Requirement
Find the lines with the string "name" and return them.

(Data entries)
-- BEGIN --
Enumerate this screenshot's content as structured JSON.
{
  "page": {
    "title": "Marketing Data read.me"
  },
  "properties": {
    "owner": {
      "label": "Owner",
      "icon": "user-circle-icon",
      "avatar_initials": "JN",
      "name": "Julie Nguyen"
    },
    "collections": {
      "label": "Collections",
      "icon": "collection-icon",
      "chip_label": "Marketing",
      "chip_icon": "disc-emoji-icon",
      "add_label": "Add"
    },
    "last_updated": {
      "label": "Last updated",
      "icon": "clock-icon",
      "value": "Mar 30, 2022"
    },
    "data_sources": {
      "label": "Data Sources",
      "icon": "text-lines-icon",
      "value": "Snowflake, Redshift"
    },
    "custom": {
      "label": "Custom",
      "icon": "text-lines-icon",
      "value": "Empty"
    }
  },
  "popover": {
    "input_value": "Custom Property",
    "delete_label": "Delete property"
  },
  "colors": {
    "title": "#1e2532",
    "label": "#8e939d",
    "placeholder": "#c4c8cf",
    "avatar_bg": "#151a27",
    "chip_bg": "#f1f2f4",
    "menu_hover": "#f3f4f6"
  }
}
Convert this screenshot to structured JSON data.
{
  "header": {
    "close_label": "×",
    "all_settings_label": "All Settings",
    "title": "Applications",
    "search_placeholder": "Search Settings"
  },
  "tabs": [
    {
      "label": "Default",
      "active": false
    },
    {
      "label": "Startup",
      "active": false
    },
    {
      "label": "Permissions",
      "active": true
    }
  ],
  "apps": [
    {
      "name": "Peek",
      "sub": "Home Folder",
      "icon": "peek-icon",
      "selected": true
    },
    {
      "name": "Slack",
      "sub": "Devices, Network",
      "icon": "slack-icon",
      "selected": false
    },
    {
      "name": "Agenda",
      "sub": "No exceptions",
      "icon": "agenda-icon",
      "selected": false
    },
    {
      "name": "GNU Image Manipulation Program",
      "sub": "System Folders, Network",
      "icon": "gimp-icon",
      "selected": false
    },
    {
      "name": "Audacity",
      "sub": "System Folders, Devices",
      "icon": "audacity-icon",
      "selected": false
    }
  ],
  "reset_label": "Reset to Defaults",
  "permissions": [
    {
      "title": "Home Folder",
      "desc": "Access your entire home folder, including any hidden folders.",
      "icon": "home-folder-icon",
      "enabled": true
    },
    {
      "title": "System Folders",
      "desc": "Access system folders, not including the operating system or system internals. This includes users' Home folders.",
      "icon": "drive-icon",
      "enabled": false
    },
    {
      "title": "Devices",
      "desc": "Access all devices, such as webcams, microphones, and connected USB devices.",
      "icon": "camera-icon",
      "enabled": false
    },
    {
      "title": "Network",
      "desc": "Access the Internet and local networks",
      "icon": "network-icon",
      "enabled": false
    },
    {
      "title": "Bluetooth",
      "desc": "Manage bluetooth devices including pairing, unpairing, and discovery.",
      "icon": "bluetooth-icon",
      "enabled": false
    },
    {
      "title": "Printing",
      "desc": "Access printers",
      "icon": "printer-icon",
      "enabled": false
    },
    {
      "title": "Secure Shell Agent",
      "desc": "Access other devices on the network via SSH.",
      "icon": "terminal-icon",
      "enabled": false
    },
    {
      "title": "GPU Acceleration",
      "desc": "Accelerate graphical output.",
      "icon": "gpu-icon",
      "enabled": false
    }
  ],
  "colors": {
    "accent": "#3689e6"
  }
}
-- END --
Exercise result
      "name": "Julie Nguyen"
      "name": "Peek",
      "name": "Slack",
      "name": "Agenda",
      "name": "GNU Image Manipulation Program",
      "name": "Audacity",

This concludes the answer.